[start of DATA EXTRACT]

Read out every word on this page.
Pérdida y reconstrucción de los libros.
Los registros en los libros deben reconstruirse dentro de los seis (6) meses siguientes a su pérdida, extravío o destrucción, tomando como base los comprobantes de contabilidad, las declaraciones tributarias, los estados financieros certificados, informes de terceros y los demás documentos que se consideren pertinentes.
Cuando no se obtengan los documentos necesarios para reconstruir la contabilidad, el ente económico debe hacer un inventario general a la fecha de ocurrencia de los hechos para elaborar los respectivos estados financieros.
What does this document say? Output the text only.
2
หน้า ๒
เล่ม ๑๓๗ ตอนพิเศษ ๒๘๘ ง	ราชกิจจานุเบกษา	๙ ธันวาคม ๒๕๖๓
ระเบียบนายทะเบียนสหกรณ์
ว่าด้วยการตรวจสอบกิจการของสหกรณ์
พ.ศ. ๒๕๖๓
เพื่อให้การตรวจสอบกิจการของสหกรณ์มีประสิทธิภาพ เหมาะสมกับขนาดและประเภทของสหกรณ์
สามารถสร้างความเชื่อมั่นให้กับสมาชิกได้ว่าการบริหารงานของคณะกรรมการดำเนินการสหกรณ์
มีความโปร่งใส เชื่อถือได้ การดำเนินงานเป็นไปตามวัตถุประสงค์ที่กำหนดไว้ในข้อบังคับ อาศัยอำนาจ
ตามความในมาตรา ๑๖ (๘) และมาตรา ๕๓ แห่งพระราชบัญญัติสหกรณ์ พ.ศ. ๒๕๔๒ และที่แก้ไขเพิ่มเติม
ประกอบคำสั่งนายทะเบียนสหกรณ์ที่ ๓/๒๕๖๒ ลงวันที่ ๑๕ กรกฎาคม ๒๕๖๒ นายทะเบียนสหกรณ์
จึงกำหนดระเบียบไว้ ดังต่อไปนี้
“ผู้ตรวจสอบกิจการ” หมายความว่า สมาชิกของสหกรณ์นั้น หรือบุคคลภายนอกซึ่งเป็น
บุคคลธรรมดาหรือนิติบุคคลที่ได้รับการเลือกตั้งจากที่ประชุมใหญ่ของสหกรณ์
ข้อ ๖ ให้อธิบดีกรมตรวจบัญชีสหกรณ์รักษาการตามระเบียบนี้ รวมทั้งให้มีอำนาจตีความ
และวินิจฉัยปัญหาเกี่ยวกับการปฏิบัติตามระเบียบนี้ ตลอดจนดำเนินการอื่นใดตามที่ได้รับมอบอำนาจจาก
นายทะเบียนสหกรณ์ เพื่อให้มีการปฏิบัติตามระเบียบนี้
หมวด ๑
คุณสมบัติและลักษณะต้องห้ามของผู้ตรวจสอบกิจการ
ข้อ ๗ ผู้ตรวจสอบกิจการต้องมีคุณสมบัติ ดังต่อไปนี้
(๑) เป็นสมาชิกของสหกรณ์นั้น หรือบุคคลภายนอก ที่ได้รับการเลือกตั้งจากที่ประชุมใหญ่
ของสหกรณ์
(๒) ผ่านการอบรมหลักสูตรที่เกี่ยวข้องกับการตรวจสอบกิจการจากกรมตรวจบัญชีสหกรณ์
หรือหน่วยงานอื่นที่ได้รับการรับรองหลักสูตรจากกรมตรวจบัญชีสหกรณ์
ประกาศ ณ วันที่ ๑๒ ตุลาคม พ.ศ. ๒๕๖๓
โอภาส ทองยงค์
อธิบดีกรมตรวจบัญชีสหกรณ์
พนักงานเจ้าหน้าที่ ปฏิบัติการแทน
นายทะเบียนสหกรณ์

[end of DATA EXTRACT]

**TASK REQUIREMENTS**
Check each line above for the word "ประช" and give the number of lines that have it, nothing else.

**TASK OUTPUT**
2